**EXERCISES**
- a) From the article on U.K. fuel shortages, copy the passage between "The government says" and "had no fuel.", inclusive.
- b) Summarize the article on U.K. fuel shortages in two sentences.
- c) Write the next part of the article on U.K. fuel shortages, picking up after its final sentence.

* BEGIN EXTRACT TO READ *

U.K. Fuel Stations Seen Taking Weeks to Return to Normal

U.K. motorists will have to wait weeks for fuel supply to return to normal, as the shortages that caused chaos across the country ease very slowly.

More than a quarter of the nation’s service stations have no fuel a week after the crisis started, and another 27% have only one grade in stock, according to the U.K. Petrol Retailers Association. Around London, many service stations were still closed, while those that did have supplies were surrounded by long lines of cars waiting to fill up. 

“It will take a number of weeks to get it back to more normal running levels” with no lines or shortages at service stations, Gordon Balmer, executive director of the PRA, said in an interview with Bloomberg Radio on Friday. The situation is improving “far too slowly” and his members “are not receiving enough deliveries,” he said later in an emailed statement. 

U.K. Fuel Stations Will Take Weeks to Return to Normal

The government says its emergency measures -- deploying a fleet of reserve tankers and putting the army on standby to drive trucks -- have eased the crisis. But there was little sign that drivers were heeding ministers’ exhortations to slow their purchases, meaning fuel deliveries were barely able to keep up with demand.

“Consumer behavior, allied with a perception of a shortage of fuel, is driving different levels of demand,” Crime and Policing Minister Kit Malthouse told Sky News. “If we can return to a normal pattern of consumption we can return to a normal pattern of supply.”

U.K. Fuel Stations Will Take Weeks to Return to Normal

The scenes on the streets of London on Friday morning were far from normal. From Woodford New Road in the north of the city to Catford in the south, a significant number of service stations displayed signs saying they had no fuel.

The situation isn’t getting much better, said Steve McNamara, general secretary of the London Taxi Drivers’ Association. 

“The vast majority of sites in London still have no fuel,” he said in an interview. Where there is supply “we’re getting more reports of longer queues” and as many as a quarter of his members say they are unable to work.

Running on Empty

There was ample evidence of “unprecedented demand” for gasoline and diesel around the country’s capital.

From Kilburn in northwest London to the Old Kent Road, long lines of vehicles waited to fill their tanks, snarling traffic, blaring their horns and occasionally getting into arguments. Frustrated drivers spoke of many wasted hours searching for fuel and disruption to their lives and businesses.

* END EXTRACT TO READ *
* BEGIN PROVIDED RECORDS *

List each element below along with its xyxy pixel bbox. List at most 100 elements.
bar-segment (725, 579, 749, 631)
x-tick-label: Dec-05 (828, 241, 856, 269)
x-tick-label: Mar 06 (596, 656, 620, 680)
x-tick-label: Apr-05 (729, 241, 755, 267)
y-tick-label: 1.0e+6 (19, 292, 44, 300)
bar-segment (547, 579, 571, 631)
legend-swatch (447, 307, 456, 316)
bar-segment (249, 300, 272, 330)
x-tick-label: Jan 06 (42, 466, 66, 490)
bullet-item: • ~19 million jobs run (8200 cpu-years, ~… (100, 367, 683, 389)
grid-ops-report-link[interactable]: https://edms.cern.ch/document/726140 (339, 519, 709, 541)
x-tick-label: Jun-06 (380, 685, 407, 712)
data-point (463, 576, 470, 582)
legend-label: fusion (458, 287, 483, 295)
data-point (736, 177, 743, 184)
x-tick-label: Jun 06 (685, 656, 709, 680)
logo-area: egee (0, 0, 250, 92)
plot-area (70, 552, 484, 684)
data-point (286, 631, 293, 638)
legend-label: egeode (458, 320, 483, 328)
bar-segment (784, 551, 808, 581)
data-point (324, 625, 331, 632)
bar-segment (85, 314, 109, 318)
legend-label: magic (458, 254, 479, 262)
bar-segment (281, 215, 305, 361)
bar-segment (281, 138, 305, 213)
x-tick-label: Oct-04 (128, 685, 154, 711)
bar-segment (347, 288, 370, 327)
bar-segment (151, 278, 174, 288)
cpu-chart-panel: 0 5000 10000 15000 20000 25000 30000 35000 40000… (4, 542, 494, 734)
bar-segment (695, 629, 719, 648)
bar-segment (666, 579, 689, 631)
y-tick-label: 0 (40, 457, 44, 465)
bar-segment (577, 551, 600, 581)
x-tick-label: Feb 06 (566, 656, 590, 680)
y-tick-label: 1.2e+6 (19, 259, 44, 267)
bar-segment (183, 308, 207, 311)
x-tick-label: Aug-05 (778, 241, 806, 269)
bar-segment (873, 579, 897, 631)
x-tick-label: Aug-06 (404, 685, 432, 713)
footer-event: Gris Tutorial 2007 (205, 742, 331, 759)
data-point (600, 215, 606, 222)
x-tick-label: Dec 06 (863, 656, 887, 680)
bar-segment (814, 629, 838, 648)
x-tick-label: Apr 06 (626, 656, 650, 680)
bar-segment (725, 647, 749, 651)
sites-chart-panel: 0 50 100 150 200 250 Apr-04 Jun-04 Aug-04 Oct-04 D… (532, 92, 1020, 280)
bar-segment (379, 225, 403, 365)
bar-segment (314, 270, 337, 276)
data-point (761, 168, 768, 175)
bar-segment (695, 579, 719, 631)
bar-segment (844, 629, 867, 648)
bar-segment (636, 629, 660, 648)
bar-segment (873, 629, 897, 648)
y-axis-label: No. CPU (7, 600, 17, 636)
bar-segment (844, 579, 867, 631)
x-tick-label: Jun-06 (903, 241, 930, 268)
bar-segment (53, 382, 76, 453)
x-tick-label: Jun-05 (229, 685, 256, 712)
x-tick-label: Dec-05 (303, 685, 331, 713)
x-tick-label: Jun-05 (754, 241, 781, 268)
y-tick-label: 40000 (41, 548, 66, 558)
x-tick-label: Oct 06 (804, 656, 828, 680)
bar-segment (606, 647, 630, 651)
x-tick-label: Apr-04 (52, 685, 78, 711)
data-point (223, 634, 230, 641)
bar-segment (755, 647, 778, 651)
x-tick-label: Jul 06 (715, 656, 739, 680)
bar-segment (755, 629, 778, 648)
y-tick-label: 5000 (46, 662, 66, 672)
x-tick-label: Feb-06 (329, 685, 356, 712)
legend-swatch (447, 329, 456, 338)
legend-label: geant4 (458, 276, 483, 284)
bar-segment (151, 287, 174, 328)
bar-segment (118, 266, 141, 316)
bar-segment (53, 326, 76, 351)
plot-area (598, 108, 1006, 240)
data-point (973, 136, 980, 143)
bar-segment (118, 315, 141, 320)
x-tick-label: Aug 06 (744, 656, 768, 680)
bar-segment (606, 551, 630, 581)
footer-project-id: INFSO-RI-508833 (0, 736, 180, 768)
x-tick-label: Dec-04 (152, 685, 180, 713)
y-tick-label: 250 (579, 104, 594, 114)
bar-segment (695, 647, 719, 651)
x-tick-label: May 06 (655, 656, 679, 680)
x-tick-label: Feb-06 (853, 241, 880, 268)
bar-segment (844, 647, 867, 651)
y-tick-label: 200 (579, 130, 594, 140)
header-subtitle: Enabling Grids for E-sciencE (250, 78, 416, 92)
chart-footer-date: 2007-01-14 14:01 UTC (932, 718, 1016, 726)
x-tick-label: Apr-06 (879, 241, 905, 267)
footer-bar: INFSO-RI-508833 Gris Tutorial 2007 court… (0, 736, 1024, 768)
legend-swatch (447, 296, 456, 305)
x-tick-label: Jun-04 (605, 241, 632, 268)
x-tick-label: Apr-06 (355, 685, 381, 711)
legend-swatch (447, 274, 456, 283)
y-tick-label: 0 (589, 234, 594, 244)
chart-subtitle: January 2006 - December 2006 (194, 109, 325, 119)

* END PROVIDED RECORDS *

**ANSWERS TO THE EXERCISE**
- a)
The government says its emergency measures -- deploying a fleet of reserve tankers and putting the army on standby to drive trucks -- have eased the crisis. But there was little sign that drivers were heeding ministers’ exhortations to slow their purchases, meaning fuel deliveries were barely able to keep up with demand.

“Consumer behavior, allied with a perception of a shortage of fuel, is driving different levels of demand,” Crime and Policing Minister Kit Malthouse told Sky News. “If we can return to a normal pattern of consumption we can return to a normal pattern of supply.”

U.K. Fuel Stations Will Take Weeks to Return to Normal

The scenes on the streets of London on Friday morning were far from normal. From Woodford New Road in the north of the city to Catford in the south, a significant number of service stations displayed signs saying they had no fuel.

- b) A week into the U.K. fuel crisis, more than a quarter of service stations have no fuel and another 27% have only one grade, and the Petrol Retailers Association expects a return to normal to take weeks. The government says reserve tankers and putting the army on standby have eased the crisis, but drivers show little sign of slowing their purchases, and in London many stations remain dry while long lines form wherever fuel is available.

- c)
At an Exxon Mobil Corp. station in north London, a motorist named Kevin said he had finally found fuel after having been on the hunt since Monday. Running on empty for most of the week, the Ecuadorian national who declined to give his last name said he and his colleagues had to cancel jobs in his business collecting discarded furniture. 

In southeast London on Thursday, a van driver who asked not to be named said he’d visited 12 empty stations before finding a Royal Dutch Shell Plc forecourt that had fuel. He’d been waiting at least an hour for his turn to refill. 

Driver Shortage

The government’s 80-strong reserve tanker fleet is helping to resolve the fuel shortages, despite a lack of drivers being at the root of the crisis, said a person familiar with the matter. Haulage companies have recalled drivers from leave and are at surge capacity, meaning some operators now have more drivers than tankers, the person said. 

Hoyer Petrolog U.K., whose trucks deliver fuel for BP Plc, said on Friday that training of military personnel to drive their vehicles is ongoing, without giving further details. Beyond those short-term measures, there is still a widespread shortage of qualified drivers.

“This has been an issue across the whole of industry,” said the PRA’s Balmer. “There needs to be an improvement in pay and conditions for lorry drivers. They need to attract more people into the industry.”

There are currently some 40,000 applications for heavy goods vehicle licenses stuck in processing at the U.K. Driver and Vehicle Licensing Agency, Balmer said. “If that could be unblocked, there are some drivers that were previously off sick who can return to work and start to do deliveries,” he said. 

©2021 Bloomberg L.P.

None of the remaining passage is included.